++++ SOURCE RECORDS

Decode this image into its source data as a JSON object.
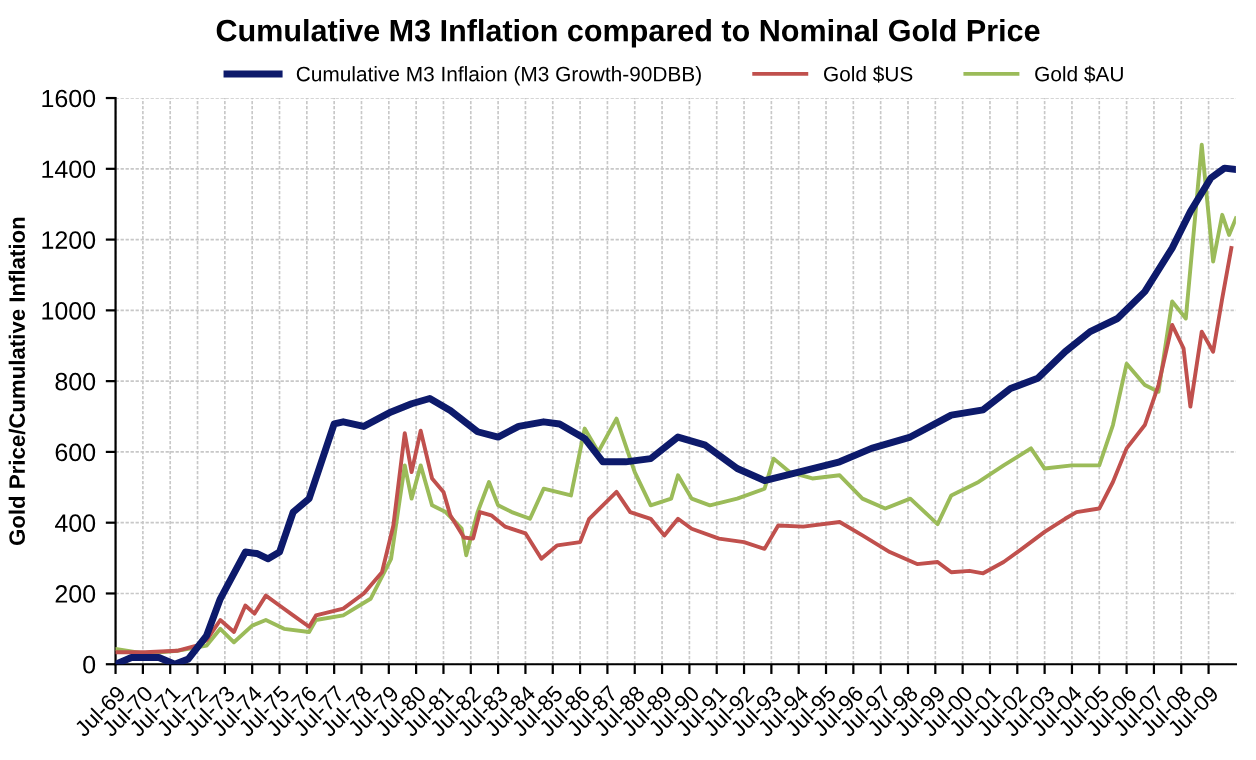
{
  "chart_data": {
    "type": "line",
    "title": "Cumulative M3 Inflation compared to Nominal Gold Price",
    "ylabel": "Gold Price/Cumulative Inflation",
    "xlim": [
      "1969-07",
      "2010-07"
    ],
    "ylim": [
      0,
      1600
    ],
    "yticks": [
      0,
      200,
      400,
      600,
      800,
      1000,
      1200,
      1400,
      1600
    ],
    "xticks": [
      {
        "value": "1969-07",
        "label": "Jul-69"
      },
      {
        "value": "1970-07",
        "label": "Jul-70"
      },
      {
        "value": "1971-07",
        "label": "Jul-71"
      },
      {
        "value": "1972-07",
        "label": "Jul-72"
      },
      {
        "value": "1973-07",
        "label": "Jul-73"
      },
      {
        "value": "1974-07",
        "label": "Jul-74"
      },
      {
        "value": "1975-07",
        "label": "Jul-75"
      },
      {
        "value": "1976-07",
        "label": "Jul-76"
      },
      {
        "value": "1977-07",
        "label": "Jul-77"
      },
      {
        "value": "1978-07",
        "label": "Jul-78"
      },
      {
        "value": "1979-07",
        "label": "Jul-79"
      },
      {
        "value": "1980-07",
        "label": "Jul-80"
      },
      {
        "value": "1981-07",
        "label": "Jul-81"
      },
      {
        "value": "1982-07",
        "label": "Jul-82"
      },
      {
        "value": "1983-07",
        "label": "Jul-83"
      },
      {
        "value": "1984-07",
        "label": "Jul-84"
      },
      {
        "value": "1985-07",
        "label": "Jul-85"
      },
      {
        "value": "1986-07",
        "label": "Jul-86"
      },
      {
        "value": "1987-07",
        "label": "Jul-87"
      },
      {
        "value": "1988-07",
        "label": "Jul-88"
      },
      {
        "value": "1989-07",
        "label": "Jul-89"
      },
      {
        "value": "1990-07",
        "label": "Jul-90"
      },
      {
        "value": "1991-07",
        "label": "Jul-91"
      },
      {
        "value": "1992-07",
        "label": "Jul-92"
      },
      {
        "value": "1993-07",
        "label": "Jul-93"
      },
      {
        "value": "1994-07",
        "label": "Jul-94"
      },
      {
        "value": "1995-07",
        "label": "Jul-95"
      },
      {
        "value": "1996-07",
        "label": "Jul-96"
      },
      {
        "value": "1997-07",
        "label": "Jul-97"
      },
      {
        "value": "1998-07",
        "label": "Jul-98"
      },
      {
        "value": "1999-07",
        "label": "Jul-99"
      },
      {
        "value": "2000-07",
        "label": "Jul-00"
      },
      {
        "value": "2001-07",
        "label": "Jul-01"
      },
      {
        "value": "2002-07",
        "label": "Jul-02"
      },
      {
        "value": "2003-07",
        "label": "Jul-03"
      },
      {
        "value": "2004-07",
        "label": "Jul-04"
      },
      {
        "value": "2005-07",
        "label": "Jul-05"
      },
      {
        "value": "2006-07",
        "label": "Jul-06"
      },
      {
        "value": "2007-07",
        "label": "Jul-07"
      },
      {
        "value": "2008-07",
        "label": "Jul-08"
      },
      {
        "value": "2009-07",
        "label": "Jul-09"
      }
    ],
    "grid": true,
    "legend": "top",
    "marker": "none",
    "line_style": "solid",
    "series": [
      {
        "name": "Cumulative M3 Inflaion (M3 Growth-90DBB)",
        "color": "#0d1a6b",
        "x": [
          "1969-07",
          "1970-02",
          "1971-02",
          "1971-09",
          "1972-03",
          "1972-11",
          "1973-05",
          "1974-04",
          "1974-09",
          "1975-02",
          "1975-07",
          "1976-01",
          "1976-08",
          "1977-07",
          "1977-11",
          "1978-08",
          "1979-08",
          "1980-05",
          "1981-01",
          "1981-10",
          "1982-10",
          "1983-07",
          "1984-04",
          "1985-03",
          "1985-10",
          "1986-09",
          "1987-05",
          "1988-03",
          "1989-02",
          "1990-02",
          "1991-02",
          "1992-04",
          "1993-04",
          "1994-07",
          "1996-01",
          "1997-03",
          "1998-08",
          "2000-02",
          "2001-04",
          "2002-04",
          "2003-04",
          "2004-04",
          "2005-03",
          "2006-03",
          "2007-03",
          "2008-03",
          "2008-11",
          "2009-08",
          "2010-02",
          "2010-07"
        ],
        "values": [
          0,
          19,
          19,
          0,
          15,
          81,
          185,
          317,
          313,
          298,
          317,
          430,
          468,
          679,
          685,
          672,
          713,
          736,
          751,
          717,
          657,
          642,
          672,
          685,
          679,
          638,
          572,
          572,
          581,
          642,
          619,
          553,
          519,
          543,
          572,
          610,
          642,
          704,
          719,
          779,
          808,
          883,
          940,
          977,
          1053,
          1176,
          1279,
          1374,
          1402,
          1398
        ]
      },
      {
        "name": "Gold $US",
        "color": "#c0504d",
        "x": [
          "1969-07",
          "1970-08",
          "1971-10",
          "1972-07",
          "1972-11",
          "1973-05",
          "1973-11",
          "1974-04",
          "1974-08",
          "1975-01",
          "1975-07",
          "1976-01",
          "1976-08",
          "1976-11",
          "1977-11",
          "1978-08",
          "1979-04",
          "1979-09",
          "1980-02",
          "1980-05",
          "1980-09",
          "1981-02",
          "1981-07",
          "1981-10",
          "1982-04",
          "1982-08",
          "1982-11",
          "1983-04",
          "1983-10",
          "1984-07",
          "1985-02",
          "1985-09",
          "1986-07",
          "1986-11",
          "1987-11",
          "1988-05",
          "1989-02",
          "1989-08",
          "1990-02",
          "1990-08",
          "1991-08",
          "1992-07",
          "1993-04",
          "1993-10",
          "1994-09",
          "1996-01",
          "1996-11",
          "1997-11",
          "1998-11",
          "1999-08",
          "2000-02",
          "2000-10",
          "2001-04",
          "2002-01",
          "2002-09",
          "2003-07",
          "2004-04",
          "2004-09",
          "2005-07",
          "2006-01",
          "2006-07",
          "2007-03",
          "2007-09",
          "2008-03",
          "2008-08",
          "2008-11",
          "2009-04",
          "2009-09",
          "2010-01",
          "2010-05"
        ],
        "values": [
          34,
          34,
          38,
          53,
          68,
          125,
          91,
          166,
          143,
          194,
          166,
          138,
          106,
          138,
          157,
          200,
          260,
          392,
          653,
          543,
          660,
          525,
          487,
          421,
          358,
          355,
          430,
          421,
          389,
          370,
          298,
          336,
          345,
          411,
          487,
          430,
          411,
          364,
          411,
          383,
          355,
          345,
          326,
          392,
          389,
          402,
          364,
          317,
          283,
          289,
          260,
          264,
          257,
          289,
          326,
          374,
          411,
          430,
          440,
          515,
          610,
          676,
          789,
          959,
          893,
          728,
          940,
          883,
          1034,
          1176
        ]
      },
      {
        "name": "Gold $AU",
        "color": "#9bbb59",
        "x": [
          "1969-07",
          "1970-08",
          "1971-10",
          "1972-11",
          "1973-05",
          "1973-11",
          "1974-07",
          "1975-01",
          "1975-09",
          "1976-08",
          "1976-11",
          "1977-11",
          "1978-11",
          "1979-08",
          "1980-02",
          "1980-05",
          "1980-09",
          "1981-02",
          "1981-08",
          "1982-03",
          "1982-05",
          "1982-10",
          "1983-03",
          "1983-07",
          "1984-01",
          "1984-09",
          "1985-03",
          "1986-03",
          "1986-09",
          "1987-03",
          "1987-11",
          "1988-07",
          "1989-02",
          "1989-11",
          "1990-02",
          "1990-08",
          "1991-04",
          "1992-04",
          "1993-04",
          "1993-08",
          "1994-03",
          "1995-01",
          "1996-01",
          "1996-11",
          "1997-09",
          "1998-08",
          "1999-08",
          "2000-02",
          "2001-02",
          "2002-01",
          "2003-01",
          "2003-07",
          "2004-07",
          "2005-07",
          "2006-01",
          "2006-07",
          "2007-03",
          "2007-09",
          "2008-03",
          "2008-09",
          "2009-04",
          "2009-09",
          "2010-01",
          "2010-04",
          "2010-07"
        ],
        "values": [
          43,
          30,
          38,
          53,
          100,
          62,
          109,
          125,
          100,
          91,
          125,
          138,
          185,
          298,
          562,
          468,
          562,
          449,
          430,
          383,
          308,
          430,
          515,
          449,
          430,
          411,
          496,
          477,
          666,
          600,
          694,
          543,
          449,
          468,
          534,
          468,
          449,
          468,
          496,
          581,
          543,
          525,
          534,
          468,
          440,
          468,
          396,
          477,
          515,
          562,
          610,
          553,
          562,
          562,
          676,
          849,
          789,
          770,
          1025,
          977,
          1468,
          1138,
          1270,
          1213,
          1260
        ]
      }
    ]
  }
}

++++++++
++++ SOURCE RECORDS

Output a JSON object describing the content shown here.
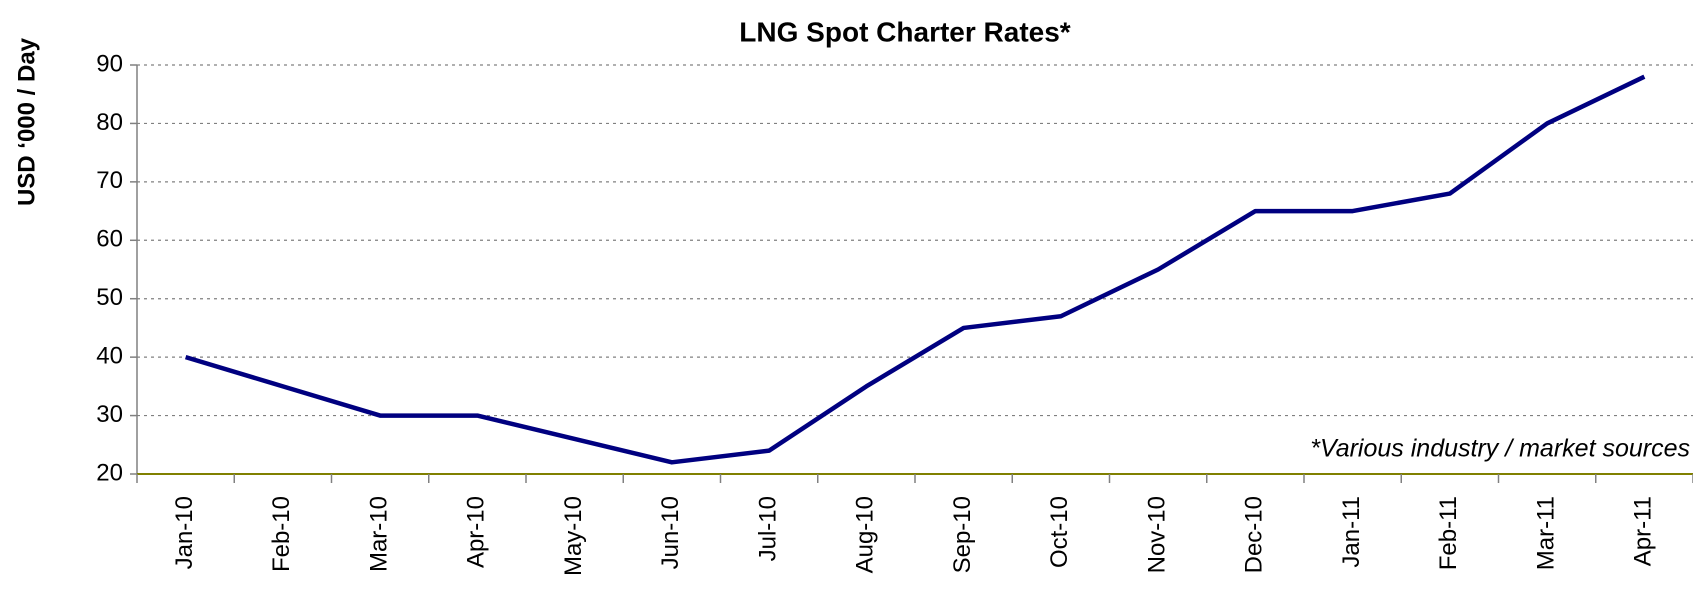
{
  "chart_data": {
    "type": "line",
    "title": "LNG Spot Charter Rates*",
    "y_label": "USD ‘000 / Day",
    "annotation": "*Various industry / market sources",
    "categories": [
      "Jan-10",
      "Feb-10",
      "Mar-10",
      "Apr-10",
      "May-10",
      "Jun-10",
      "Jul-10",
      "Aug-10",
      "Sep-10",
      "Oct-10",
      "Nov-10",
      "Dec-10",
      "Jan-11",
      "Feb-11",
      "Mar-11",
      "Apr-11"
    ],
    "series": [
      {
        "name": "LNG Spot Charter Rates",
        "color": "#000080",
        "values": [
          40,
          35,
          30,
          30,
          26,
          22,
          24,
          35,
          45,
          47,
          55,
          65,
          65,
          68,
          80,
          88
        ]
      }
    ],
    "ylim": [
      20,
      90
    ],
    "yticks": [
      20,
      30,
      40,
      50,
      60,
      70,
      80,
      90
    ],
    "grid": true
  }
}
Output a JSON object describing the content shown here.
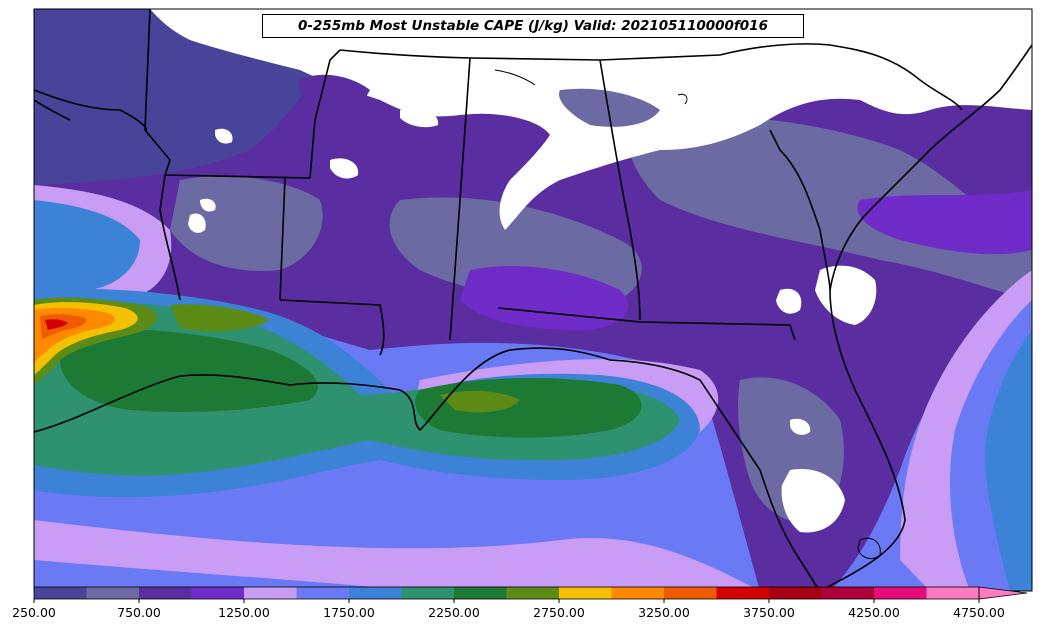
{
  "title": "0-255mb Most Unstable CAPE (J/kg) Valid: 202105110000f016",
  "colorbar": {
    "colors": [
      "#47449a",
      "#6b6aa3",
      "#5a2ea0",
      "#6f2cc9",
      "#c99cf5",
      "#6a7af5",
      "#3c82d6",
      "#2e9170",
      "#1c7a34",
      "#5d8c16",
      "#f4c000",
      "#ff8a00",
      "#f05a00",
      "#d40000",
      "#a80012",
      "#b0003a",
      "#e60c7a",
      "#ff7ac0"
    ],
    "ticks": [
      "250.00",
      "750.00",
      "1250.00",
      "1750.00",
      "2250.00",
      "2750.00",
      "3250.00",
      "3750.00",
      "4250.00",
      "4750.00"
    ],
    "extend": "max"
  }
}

++++++++
++++ SOURCE RECORDS

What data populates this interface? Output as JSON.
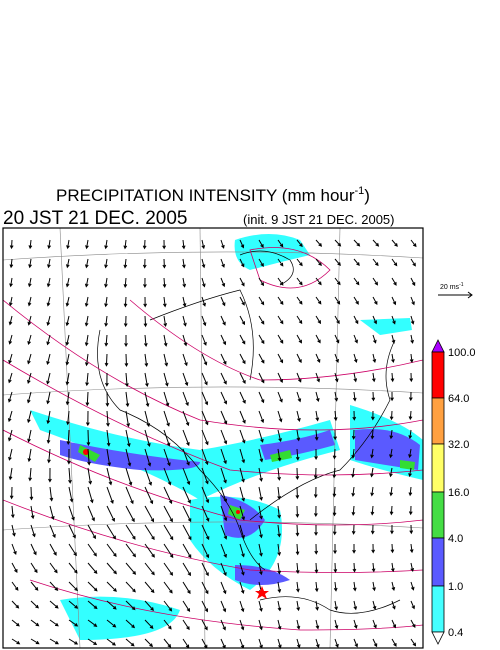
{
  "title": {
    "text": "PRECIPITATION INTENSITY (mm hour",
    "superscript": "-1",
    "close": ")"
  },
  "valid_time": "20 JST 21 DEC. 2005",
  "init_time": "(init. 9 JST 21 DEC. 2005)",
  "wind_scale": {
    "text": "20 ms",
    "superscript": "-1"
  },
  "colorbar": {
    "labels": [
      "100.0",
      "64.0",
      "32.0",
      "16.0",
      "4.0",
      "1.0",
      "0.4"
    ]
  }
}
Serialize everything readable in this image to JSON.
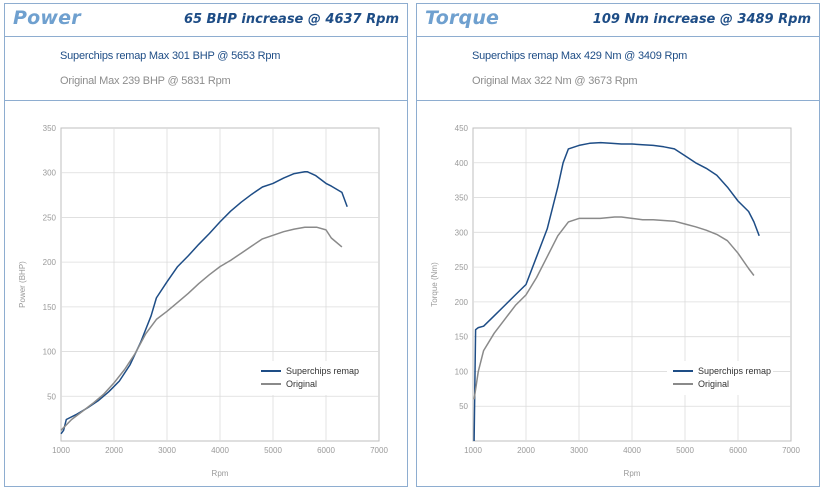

++++++++

From the records above, give again only the part that opens with the line containing "What data populates" and closes with the line containing "Serialize everything readable". Keep both ends but drop the pictures.

What data populates this interface? Output as JSON.
{
  "title": {
    "text": "PRECIPITATION INTENSITY (mm hour",
    "superscript": "-1",
    "close": ")"
  },
  "valid_time": "20 JST 21 DEC. 2005",
  "init_time": "(init. 9 JST 21 DEC. 2005)",
  "wind_scale": {
    "text": "20 ms",
    "superscript": "-1"
  },
  "colorbar": {
    "labels": [
      "100.0",
      "64.0",
      "32.0",
      "16.0",
      "4.0",
      "1.0",
      "0.4"
    ]
  }
}
Serialize everything readable in this image to JSON.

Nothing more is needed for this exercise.